## PROBLEM DETAILS
Gather up all lines that carry the word "Ranks".

## DATA SUPPLIED
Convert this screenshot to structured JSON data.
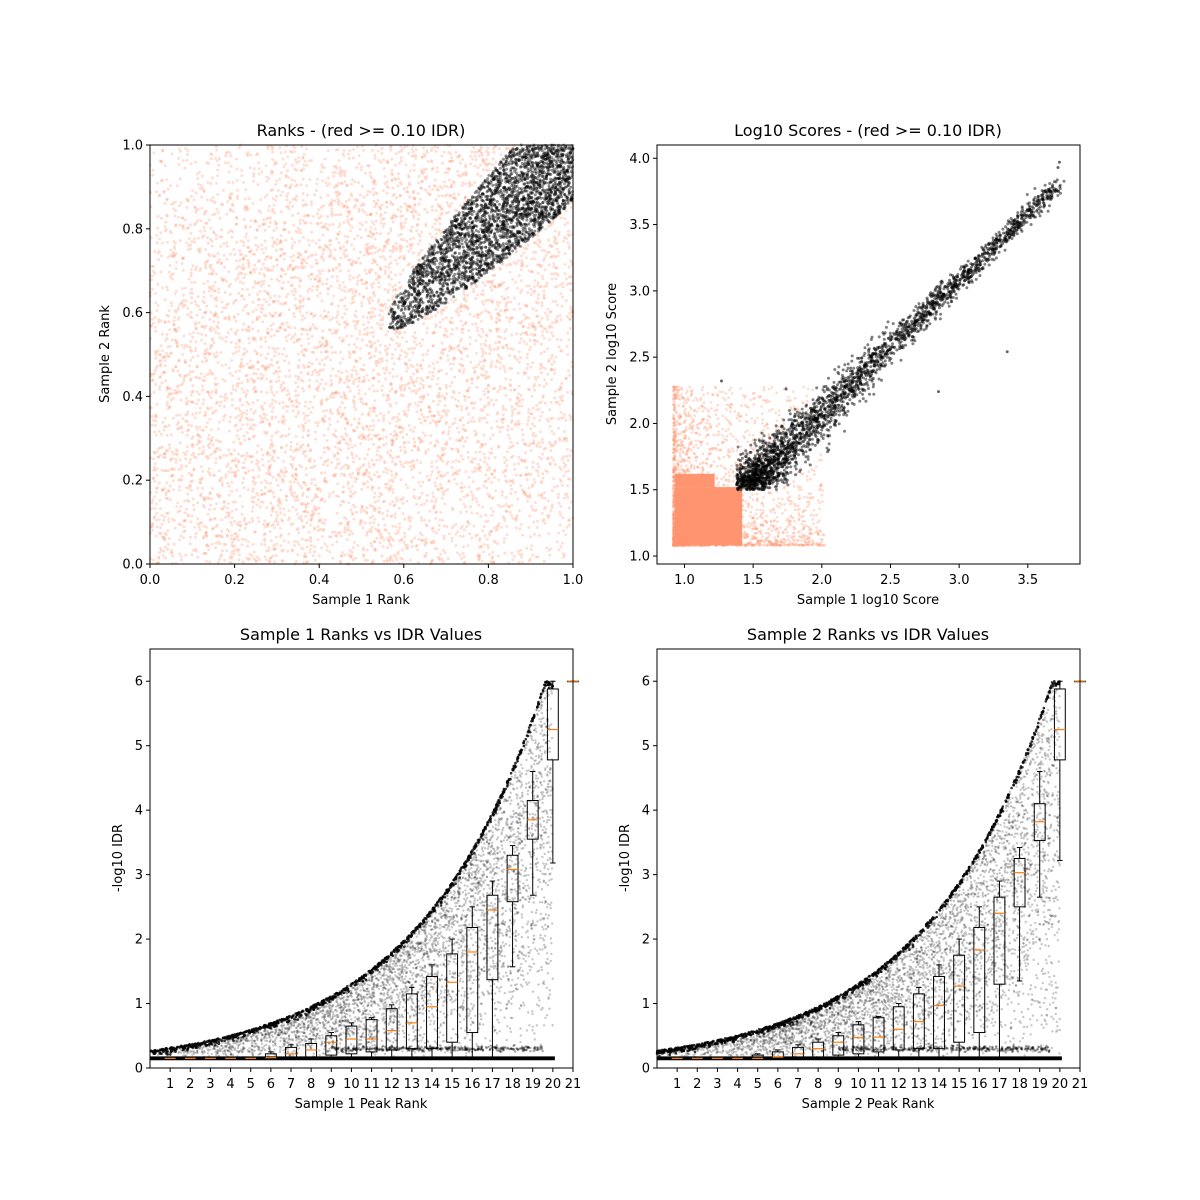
{
  "colors": {
    "thresholded": "#ff9471",
    "passing": "#000000",
    "median": "#ff7f0e",
    "frame": "#000000"
  },
  "chart_data": [
    {
      "type": "scatter",
      "title": "Ranks - (red >= 0.10 IDR)",
      "xlabel": "Sample 1 Rank",
      "ylabel": "Sample 2 Rank",
      "xlim": [
        0,
        1
      ],
      "ylim": [
        0,
        1
      ],
      "xticks": [
        0.0,
        0.2,
        0.4,
        0.6,
        0.8,
        1.0
      ],
      "yticks": [
        0.0,
        0.2,
        0.4,
        0.6,
        0.8,
        1.0
      ],
      "tick_labels_x": [
        "0.0",
        "0.2",
        "0.4",
        "0.6",
        "0.8",
        "1.0"
      ],
      "tick_labels_y": [
        "0.0",
        "0.2",
        "0.4",
        "0.6",
        "0.8",
        "1.0"
      ],
      "series": [
        {
          "color": "#ff9471",
          "distribution": "uniform over unit square, sparser toward upper-left and lower-right corners",
          "alpha": 0.25
        },
        {
          "color": "#000000",
          "distribution": "ellipse along diagonal from (0.56, 0.56) to (1.0, 1.0), upper-right corner dense",
          "alpha": 0.35
        }
      ]
    },
    {
      "type": "scatter",
      "title": "Log10 Scores - (red >= 0.10 IDR)",
      "xlabel": "Sample 1 log10 Score",
      "ylabel": "Sample 2 log10 Score",
      "xlim": [
        0.8,
        3.88
      ],
      "ylim": [
        0.94,
        4.1
      ],
      "xticks": [
        1.0,
        1.5,
        2.0,
        2.5,
        3.0,
        3.5
      ],
      "yticks": [
        1.0,
        1.5,
        2.0,
        2.5,
        3.0,
        3.5,
        4.0
      ],
      "tick_labels_x": [
        "1.0",
        "1.5",
        "2.0",
        "2.5",
        "3.0",
        "3.5"
      ],
      "tick_labels_y": [
        "1.0",
        "1.5",
        "2.0",
        "2.5",
        "3.0",
        "3.5",
        "4.0"
      ],
      "series": [
        {
          "color": "#ff9471",
          "distribution": "dense block x 0.92-1.5, y 1.08-1.6, fading out to x 2.0, y 2.3"
        },
        {
          "color": "#000000",
          "distribution": "band along diagonal from (1.4, 1.5) to (3.75, 3.97)"
        }
      ]
    },
    {
      "type": "box",
      "title": "Sample 1 Ranks vs IDR Values",
      "xlabel": "Sample 1 Peak Rank",
      "ylabel": "-log10 IDR",
      "xlim": [
        0,
        21
      ],
      "ylim": [
        0,
        6.5
      ],
      "categories": [
        "1",
        "2",
        "3",
        "4",
        "5",
        "6",
        "7",
        "8",
        "9",
        "10",
        "11",
        "12",
        "13",
        "14",
        "15",
        "16",
        "17",
        "18",
        "19",
        "20",
        "21"
      ],
      "yticks": [
        0,
        1,
        2,
        3,
        4,
        5,
        6
      ],
      "tick_labels_y": [
        "0",
        "1",
        "2",
        "3",
        "4",
        "5",
        "6"
      ],
      "boxes": [
        {
          "q1": 0.15,
          "median": 0.15,
          "q3": 0.15,
          "low": 0.15,
          "high": 0.15
        },
        {
          "q1": 0.15,
          "median": 0.15,
          "q3": 0.15,
          "low": 0.15,
          "high": 0.15
        },
        {
          "q1": 0.15,
          "median": 0.15,
          "q3": 0.15,
          "low": 0.15,
          "high": 0.15
        },
        {
          "q1": 0.15,
          "median": 0.15,
          "q3": 0.15,
          "low": 0.15,
          "high": 0.15
        },
        {
          "q1": 0.15,
          "median": 0.15,
          "q3": 0.16,
          "low": 0.15,
          "high": 0.16
        },
        {
          "q1": 0.15,
          "median": 0.16,
          "q3": 0.22,
          "low": 0.15,
          "high": 0.25
        },
        {
          "q1": 0.15,
          "median": 0.22,
          "q3": 0.32,
          "low": 0.15,
          "high": 0.36
        },
        {
          "q1": 0.16,
          "median": 0.28,
          "q3": 0.38,
          "low": 0.15,
          "high": 0.45
        },
        {
          "q1": 0.2,
          "median": 0.4,
          "q3": 0.5,
          "low": 0.15,
          "high": 0.55
        },
        {
          "q1": 0.22,
          "median": 0.45,
          "q3": 0.65,
          "low": 0.15,
          "high": 0.7
        },
        {
          "q1": 0.25,
          "median": 0.45,
          "q3": 0.75,
          "low": 0.15,
          "high": 0.78
        },
        {
          "q1": 0.28,
          "median": 0.58,
          "q3": 0.92,
          "low": 0.15,
          "high": 0.98
        },
        {
          "q1": 0.3,
          "median": 0.7,
          "q3": 1.15,
          "low": 0.15,
          "high": 1.25
        },
        {
          "q1": 0.3,
          "median": 0.95,
          "q3": 1.42,
          "low": 0.15,
          "high": 1.6
        },
        {
          "q1": 0.4,
          "median": 1.33,
          "q3": 1.77,
          "low": 0.15,
          "high": 2.0
        },
        {
          "q1": 0.55,
          "median": 1.8,
          "q3": 2.18,
          "low": 0.15,
          "high": 2.5
        },
        {
          "q1": 1.37,
          "median": 2.45,
          "q3": 2.68,
          "low": 0.15,
          "high": 2.9
        },
        {
          "q1": 2.58,
          "median": 3.08,
          "q3": 3.3,
          "low": 1.57,
          "high": 3.45
        },
        {
          "q1": 3.55,
          "median": 3.85,
          "q3": 4.15,
          "low": 2.68,
          "high": 4.6
        },
        {
          "q1": 4.78,
          "median": 5.25,
          "q3": 5.88,
          "low": 3.18,
          "high": 6.0
        },
        {
          "q1": 6.0,
          "median": 6.0,
          "q3": 6.0,
          "low": 6.0,
          "high": 6.0
        }
      ]
    },
    {
      "type": "box",
      "title": "Sample 2 Ranks vs IDR Values",
      "xlabel": "Sample 2 Peak Rank",
      "ylabel": "-log10 IDR",
      "xlim": [
        0,
        21
      ],
      "ylim": [
        0,
        6.5
      ],
      "categories": [
        "1",
        "2",
        "3",
        "4",
        "5",
        "6",
        "7",
        "8",
        "9",
        "10",
        "11",
        "12",
        "13",
        "14",
        "15",
        "16",
        "17",
        "18",
        "19",
        "20",
        "21"
      ],
      "yticks": [
        0,
        1,
        2,
        3,
        4,
        5,
        6
      ],
      "tick_labels_y": [
        "0",
        "1",
        "2",
        "3",
        "4",
        "5",
        "6"
      ],
      "boxes": [
        {
          "q1": 0.15,
          "median": 0.15,
          "q3": 0.15,
          "low": 0.15,
          "high": 0.15
        },
        {
          "q1": 0.15,
          "median": 0.15,
          "q3": 0.15,
          "low": 0.15,
          "high": 0.15
        },
        {
          "q1": 0.15,
          "median": 0.15,
          "q3": 0.15,
          "low": 0.15,
          "high": 0.15
        },
        {
          "q1": 0.15,
          "median": 0.15,
          "q3": 0.15,
          "low": 0.15,
          "high": 0.15
        },
        {
          "q1": 0.15,
          "median": 0.15,
          "q3": 0.2,
          "low": 0.15,
          "high": 0.22
        },
        {
          "q1": 0.15,
          "median": 0.17,
          "q3": 0.25,
          "low": 0.15,
          "high": 0.28
        },
        {
          "q1": 0.15,
          "median": 0.22,
          "q3": 0.32,
          "low": 0.15,
          "high": 0.36
        },
        {
          "q1": 0.16,
          "median": 0.3,
          "q3": 0.4,
          "low": 0.15,
          "high": 0.45
        },
        {
          "q1": 0.2,
          "median": 0.4,
          "q3": 0.5,
          "low": 0.15,
          "high": 0.55
        },
        {
          "q1": 0.22,
          "median": 0.47,
          "q3": 0.67,
          "low": 0.15,
          "high": 0.72
        },
        {
          "q1": 0.25,
          "median": 0.48,
          "q3": 0.78,
          "low": 0.15,
          "high": 0.8
        },
        {
          "q1": 0.28,
          "median": 0.6,
          "q3": 0.95,
          "low": 0.15,
          "high": 1.0
        },
        {
          "q1": 0.3,
          "median": 0.72,
          "q3": 1.15,
          "low": 0.15,
          "high": 1.25
        },
        {
          "q1": 0.3,
          "median": 0.97,
          "q3": 1.42,
          "low": 0.15,
          "high": 1.6
        },
        {
          "q1": 0.4,
          "median": 1.27,
          "q3": 1.75,
          "low": 0.15,
          "high": 2.0
        },
        {
          "q1": 0.55,
          "median": 1.83,
          "q3": 2.18,
          "low": 0.15,
          "high": 2.5
        },
        {
          "q1": 1.3,
          "median": 2.4,
          "q3": 2.65,
          "low": 0.15,
          "high": 2.9
        },
        {
          "q1": 2.5,
          "median": 3.03,
          "q3": 3.25,
          "low": 1.35,
          "high": 3.42
        },
        {
          "q1": 3.53,
          "median": 3.82,
          "q3": 4.1,
          "low": 2.65,
          "high": 4.6
        },
        {
          "q1": 4.78,
          "median": 5.25,
          "q3": 5.88,
          "low": 3.22,
          "high": 6.0
        },
        {
          "q1": 6.0,
          "median": 6.0,
          "q3": 6.0,
          "low": 6.0,
          "high": 6.0
        }
      ]
    }
  ]
}
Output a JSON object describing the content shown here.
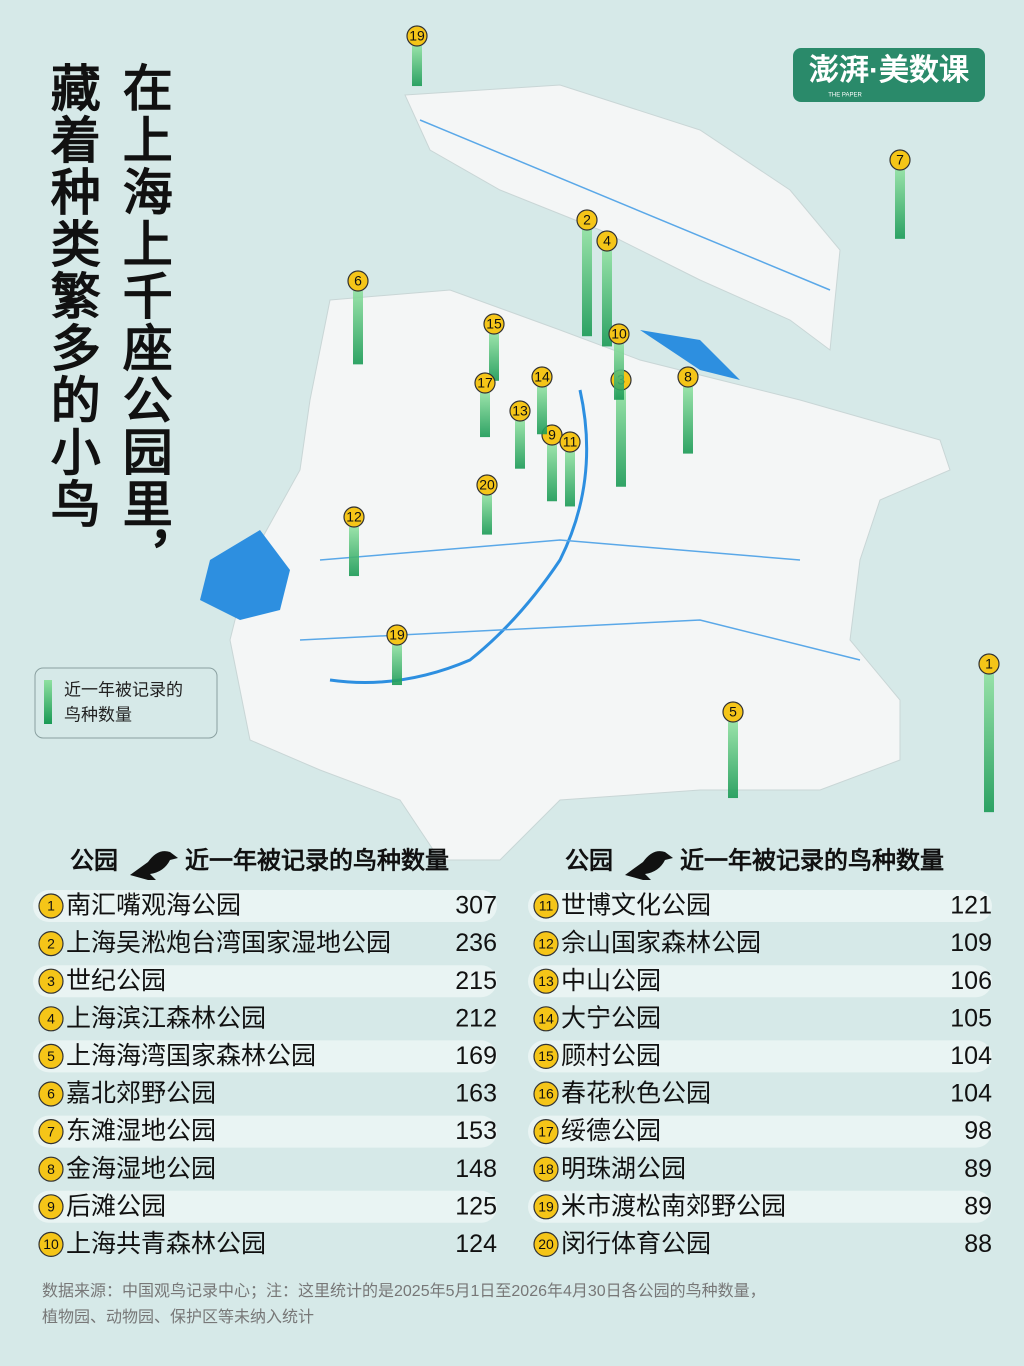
{
  "header": {
    "title_lines": [
      "在上海上千座公园里，",
      "藏着种类繁多的小鸟"
    ],
    "logo": "澎湃·美数课",
    "logo_sub": "THE PAPER"
  },
  "legend": {
    "lines": [
      "近一年被记录的",
      "鸟种数量"
    ]
  },
  "table": {
    "columns": [
      {
        "park": "公园",
        "count": "近一年被记录的鸟种数量"
      },
      {
        "park": "公园",
        "count": "近一年被记录的鸟种数量"
      }
    ],
    "parks": [
      {
        "rank": 1,
        "name": "南汇嘴观海公园",
        "count": 307
      },
      {
        "rank": 2,
        "name": "上海吴淞炮台湾国家湿地公园",
        "count": 236
      },
      {
        "rank": 3,
        "name": "世纪公园",
        "count": 215
      },
      {
        "rank": 4,
        "name": "上海滨江森林公园",
        "count": 212
      },
      {
        "rank": 5,
        "name": "上海海湾国家森林公园",
        "count": 169
      },
      {
        "rank": 6,
        "name": "嘉北郊野公园",
        "count": 163
      },
      {
        "rank": 7,
        "name": "东滩湿地公园",
        "count": 153
      },
      {
        "rank": 8,
        "name": "金海湿地公园",
        "count": 148
      },
      {
        "rank": 9,
        "name": "后滩公园",
        "count": 125
      },
      {
        "rank": 10,
        "name": "上海共青森林公园",
        "count": 124
      },
      {
        "rank": 11,
        "name": "世博文化公园",
        "count": 121
      },
      {
        "rank": 12,
        "name": "佘山国家森林公园",
        "count": 109
      },
      {
        "rank": 13,
        "name": "中山公园",
        "count": 106
      },
      {
        "rank": 14,
        "name": "大宁公园",
        "count": 105
      },
      {
        "rank": 15,
        "name": "顾村公园",
        "count": 104
      },
      {
        "rank": 16,
        "name": "春花秋色公园",
        "count": 104
      },
      {
        "rank": 17,
        "name": "绥德公园",
        "count": 98
      },
      {
        "rank": 18,
        "name": "明珠湖公园",
        "count": 89
      },
      {
        "rank": 19,
        "name": "米市渡松南郊野公园",
        "count": 89
      },
      {
        "rank": 20,
        "name": "闵行体育公园",
        "count": 88
      }
    ]
  },
  "footer": {
    "lines": [
      "数据来源：中国观鸟记录中心；注：这里统计的是2025年5月1日至2026年4月30日各公园的鸟种数量，",
      "植物园、动物园、保护区等未纳入统计"
    ]
  }
}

## FINAL RESULT
      "title": "Ranks - (red >= 0.10 IDR)",
      "title": "Sample 1 Ranks vs IDR Values",
      "title": "Sample 2 Ranks vs IDR Values",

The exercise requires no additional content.